■ **Instruction**: Repeat the records exactly. Every line must match.

>> BEGIN Material for this task

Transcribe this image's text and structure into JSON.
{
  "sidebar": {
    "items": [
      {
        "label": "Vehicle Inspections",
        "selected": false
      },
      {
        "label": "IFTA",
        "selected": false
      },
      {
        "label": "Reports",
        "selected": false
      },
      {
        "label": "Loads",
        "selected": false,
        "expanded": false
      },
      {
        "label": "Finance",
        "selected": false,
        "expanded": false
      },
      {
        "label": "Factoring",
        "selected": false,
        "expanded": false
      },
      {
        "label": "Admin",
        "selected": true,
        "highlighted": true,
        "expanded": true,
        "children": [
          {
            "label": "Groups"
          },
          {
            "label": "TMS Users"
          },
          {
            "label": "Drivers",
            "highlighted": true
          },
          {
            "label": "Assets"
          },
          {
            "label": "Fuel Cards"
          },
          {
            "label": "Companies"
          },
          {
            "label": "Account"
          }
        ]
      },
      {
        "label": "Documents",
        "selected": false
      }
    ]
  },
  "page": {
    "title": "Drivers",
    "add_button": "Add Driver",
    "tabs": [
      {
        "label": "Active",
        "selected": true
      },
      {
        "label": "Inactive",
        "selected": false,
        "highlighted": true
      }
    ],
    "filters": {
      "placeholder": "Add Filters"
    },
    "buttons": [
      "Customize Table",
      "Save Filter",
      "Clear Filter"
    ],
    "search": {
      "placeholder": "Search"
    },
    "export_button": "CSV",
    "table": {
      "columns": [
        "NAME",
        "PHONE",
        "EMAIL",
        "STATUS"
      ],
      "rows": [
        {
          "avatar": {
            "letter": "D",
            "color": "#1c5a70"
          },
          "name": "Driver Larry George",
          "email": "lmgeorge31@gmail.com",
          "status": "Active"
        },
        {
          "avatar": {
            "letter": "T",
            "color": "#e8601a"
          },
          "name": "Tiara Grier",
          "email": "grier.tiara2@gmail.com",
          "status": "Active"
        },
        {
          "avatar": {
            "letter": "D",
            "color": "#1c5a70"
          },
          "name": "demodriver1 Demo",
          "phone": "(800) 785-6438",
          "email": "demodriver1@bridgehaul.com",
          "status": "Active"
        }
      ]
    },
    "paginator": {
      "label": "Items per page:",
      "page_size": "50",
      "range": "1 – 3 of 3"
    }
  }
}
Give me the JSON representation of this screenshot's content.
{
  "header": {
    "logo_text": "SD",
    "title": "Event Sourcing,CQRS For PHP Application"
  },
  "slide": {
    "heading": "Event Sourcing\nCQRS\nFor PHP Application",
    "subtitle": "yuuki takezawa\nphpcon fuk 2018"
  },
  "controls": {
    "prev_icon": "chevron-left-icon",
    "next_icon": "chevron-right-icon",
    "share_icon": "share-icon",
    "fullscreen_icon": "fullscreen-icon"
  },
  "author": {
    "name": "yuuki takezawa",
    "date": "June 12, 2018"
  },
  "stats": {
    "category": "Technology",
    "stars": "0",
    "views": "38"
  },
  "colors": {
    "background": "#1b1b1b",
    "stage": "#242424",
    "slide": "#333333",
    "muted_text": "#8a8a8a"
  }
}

>> END Material for this task

■ **The output**:
Transcribe this image's text and structure into JSON.
{
  "sidebar": {
    "items": [
      {
        "label": "Vehicle Inspections",
        "selected": false
      },
      {
        "label": "IFTA",
        "selected": false
      },
      {
        "label": "Reports",
        "selected": false
      },
      {
        "label": "Loads",
        "selected": false,
        "expanded": false
      },
      {
        "label": "Finance",
        "selected": false,
        "expanded": false
      },
      {
        "label": "Factoring",
        "selected": false,
        "expanded": false
      },
      {
        "label": "Admin",
        "selected": true,
        "highlighted": true,
        "expanded": true,
        "children": [
          {
            "label": "Groups"
          },
          {
            "label": "TMS Users"
          },
          {
            "label": "Drivers",
            "highlighted": true
          },
          {
            "label": "Assets"
          },
          {
            "label": "Fuel Cards"
          },
          {
            "label": "Companies"
          },
          {
            "label": "Account"
          }
        ]
      },
      {
        "label": "Documents",
        "selected": false
      }
    ]
  },
  "page": {
    "title": "Drivers",
    "add_button": "Add Driver",
    "tabs": [
      {
        "label": "Active",
        "selected": true
      },
      {
        "label": "Inactive",
        "selected": false,
        "highlighted": true
      }
    ],
    "filters": {
      "placeholder": "Add Filters"
    },
    "buttons": [
      "Customize Table",
      "Save Filter",
      "Clear Filter"
    ],
    "search": {
      "placeholder": "Search"
    },
    "export_button": "CSV",
    "table": {
      "columns": [
        "NAME",
        "PHONE",
        "EMAIL",
        "STATUS"
      ],
      "rows": [
        {
          "avatar": {
            "letter": "D",
            "color": "#1c5a70"
          },
          "name": "Driver Larry George",
          "email": "lmgeorge31@gmail.com",
          "status": "Active"
        },
        {
          "avatar": {
            "letter": "T",
            "color": "#e8601a"
          },
          "name": "Tiara Grier",
          "email": "grier.tiara2@gmail.com",
          "status": "Active"
        },
        {
          "avatar": {
            "letter": "D",
            "color": "#1c5a70"
          },
          "name": "demodriver1 Demo",
          "phone": "(800) 785-6438",
          "email": "demodriver1@bridgehaul.com",
          "status": "Active"
        }
      ]
    },
    "paginator": {
      "label": "Items per page:",
      "page_size": "50",
      "range": "1 – 3 of 3"
    }
  }
}
Give me the JSON representation of this screenshot's content.
{
  "header": {
    "logo_text": "SD",
    "title": "Event Sourcing,CQRS For PHP Application"
  },
  "slide": {
    "heading": "Event Sourcing\nCQRS\nFor PHP Application",
    "subtitle": "yuuki takezawa\nphpcon fuk 2018"
  },
  "controls": {
    "prev_icon": "chevron-left-icon",
    "next_icon": "chevron-right-icon",
    "share_icon": "share-icon",
    "fullscreen_icon": "fullscreen-icon"
  },
  "author": {
    "name": "yuuki takezawa",
    "date": "June 12, 2018"
  },
  "stats": {
    "category": "Technology",
    "stars": "0",
    "views": "38"
  },
  "colors": {
    "background": "#1b1b1b",
    "stage": "#242424",
    "slide": "#333333",
    "muted_text": "#8a8a8a"
  }
}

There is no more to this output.